> [Records from a data collection]:

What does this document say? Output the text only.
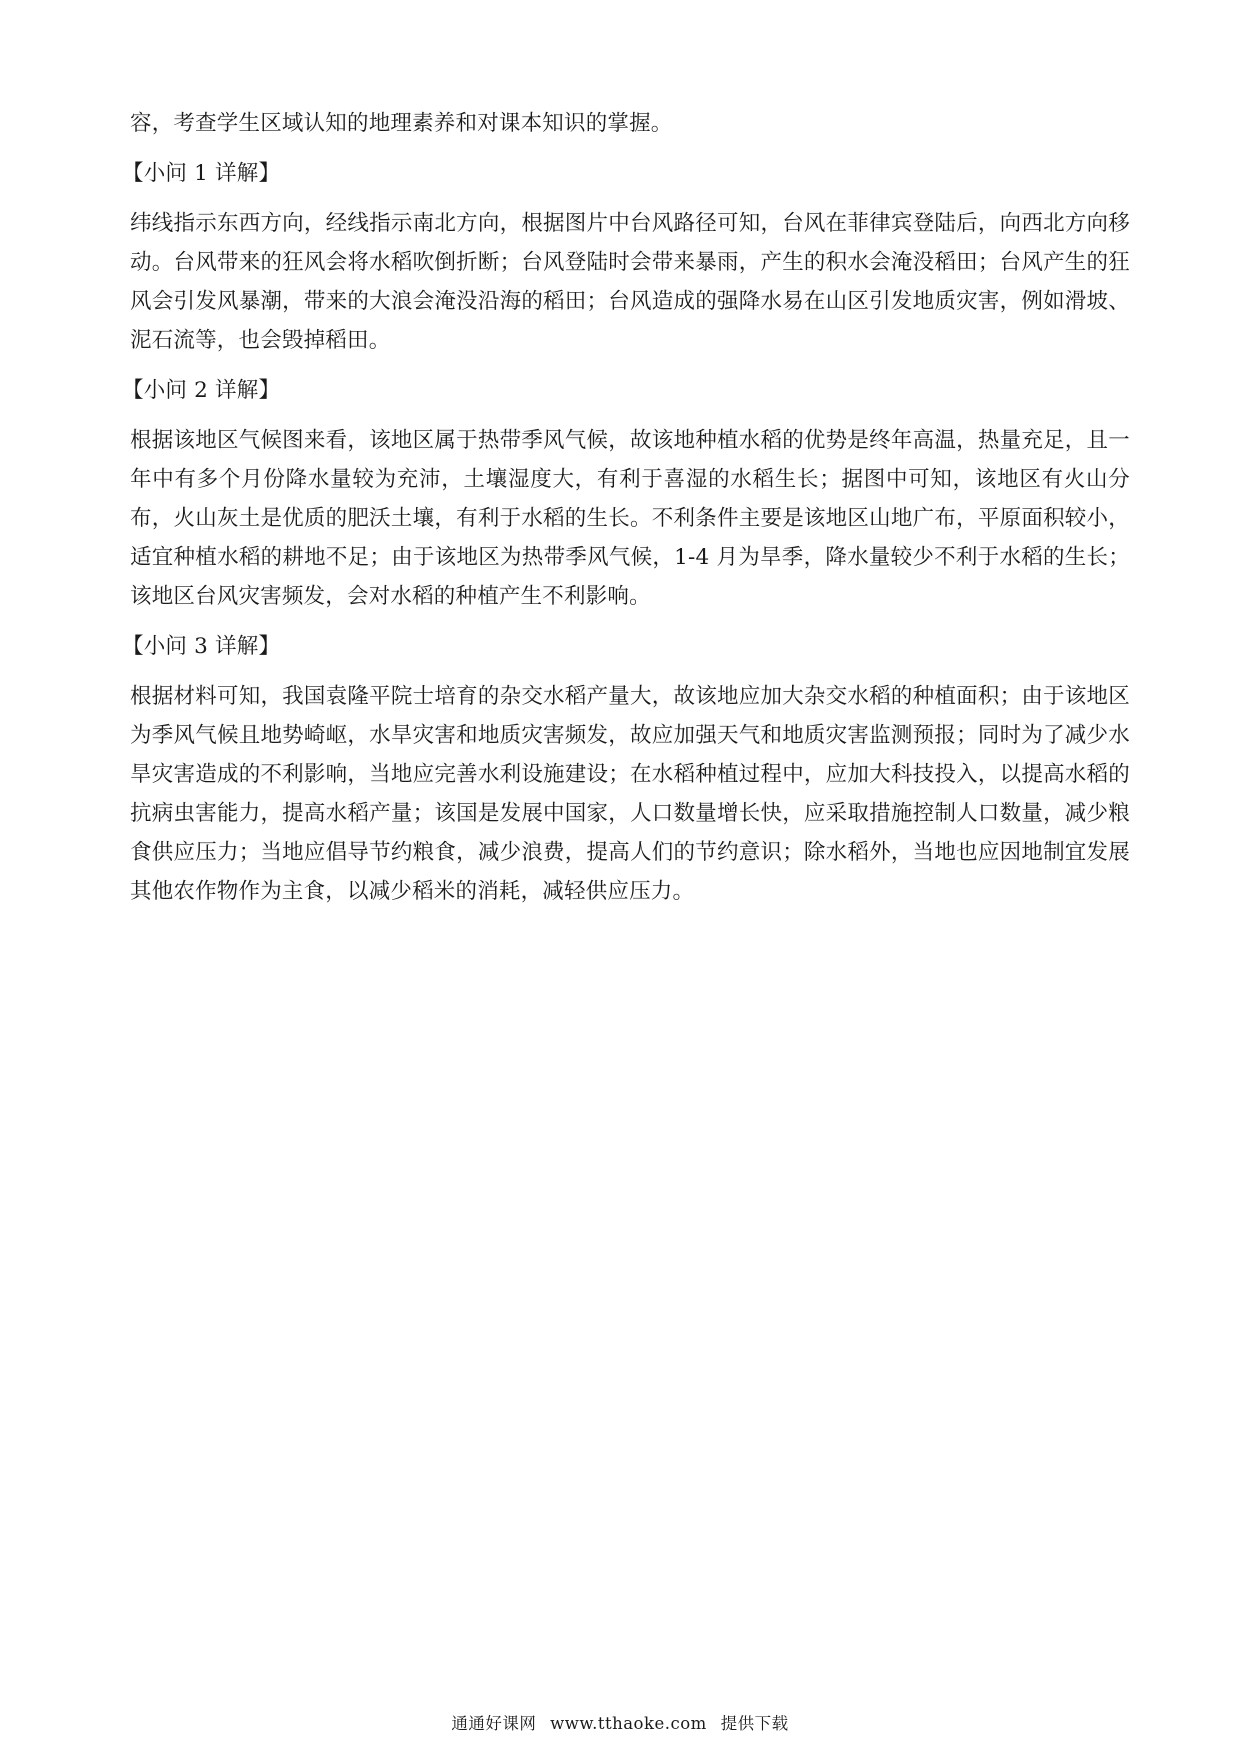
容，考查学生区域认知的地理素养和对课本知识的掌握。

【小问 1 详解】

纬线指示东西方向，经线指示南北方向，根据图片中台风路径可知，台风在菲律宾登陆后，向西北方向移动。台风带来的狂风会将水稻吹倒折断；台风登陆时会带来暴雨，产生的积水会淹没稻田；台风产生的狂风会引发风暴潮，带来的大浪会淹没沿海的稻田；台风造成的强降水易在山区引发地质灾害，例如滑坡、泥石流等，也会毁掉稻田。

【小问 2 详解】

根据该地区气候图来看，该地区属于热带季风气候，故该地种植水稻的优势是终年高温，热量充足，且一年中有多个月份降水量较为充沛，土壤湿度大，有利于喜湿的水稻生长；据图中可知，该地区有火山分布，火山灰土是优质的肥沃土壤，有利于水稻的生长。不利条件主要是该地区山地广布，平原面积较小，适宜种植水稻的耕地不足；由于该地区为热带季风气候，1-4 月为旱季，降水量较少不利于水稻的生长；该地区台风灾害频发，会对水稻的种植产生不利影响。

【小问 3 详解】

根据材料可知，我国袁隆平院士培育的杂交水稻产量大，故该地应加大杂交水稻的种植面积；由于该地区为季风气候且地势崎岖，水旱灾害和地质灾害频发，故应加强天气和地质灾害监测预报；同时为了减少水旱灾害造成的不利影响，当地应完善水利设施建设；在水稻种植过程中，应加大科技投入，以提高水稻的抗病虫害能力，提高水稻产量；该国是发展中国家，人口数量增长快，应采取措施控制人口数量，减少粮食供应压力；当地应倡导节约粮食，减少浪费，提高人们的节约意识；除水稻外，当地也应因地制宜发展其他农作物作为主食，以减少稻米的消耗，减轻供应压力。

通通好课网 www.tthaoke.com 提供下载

---

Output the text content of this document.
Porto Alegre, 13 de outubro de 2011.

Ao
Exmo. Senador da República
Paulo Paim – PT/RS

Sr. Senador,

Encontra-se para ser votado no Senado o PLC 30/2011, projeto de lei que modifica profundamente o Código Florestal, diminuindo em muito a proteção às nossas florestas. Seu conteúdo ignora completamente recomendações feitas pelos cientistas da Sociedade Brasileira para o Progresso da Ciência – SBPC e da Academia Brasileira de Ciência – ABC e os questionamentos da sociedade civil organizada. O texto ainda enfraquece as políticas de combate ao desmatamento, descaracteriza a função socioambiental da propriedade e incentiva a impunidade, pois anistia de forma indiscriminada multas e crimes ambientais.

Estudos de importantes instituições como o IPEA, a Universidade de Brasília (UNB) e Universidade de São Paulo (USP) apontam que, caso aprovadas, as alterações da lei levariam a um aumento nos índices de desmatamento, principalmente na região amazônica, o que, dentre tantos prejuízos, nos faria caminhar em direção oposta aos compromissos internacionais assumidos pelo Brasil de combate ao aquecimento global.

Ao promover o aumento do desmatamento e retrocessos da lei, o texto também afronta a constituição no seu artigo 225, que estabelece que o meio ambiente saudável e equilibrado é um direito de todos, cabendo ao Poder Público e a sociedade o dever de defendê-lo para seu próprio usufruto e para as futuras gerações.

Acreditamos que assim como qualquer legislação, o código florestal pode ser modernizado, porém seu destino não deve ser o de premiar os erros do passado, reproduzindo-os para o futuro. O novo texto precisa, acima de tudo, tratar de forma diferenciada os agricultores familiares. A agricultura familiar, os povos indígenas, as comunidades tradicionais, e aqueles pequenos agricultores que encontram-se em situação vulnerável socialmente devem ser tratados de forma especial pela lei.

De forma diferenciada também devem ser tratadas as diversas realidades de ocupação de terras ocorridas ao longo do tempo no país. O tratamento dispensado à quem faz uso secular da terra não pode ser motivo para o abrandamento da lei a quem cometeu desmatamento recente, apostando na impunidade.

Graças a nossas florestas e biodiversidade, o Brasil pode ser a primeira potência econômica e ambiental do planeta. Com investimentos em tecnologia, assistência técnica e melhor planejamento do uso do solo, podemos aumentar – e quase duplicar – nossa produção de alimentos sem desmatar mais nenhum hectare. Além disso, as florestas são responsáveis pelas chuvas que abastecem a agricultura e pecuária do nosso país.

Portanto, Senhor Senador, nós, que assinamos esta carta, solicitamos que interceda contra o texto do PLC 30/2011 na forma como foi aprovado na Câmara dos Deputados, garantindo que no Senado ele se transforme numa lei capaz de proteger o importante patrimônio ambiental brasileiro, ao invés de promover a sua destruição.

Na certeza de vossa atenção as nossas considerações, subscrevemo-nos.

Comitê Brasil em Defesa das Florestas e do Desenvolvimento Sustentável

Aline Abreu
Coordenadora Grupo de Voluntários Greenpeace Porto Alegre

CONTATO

> [WHAT YOU SHOULD DO]: Go over the data above and copy every line that has the word "nossas" in it.

> [TASK SOLUTION]:
Encontra-se para ser votado no Senado o PLC 30/2011, projeto de lei que modifica profundamente o Código Florestal, diminuindo em muito a proteção às nossas florestas. Seu conteúdo ignora completamente recomendações feitas pelos cientistas da Sociedade Brasileira para o Progresso da Ciência – SBPC e da Academia Brasileira de Ciência – ABC e os questionamentos da sociedade civil organizada. O texto ainda enfraquece as políticas de combate ao desmatamento, descaracteriza a função socioambiental da propriedade e incentiva a impunidade, pois anistia de forma indiscriminada multas e crimes ambientais.
Graças a nossas florestas e biodiversidade, o Brasil pode ser a primeira potência econômica e ambiental do planeta. Com investimentos em tecnologia, assistência técnica e melhor planejamento do uso do solo, podemos aumentar – e quase duplicar – nossa produção de alimentos sem desmatar mais nenhum hectare. Além disso, as florestas são responsáveis pelas chuvas que abastecem a agricultura e pecuária do nosso país.
Na certeza de vossa atenção as nossas considerações, subscrevemo-nos.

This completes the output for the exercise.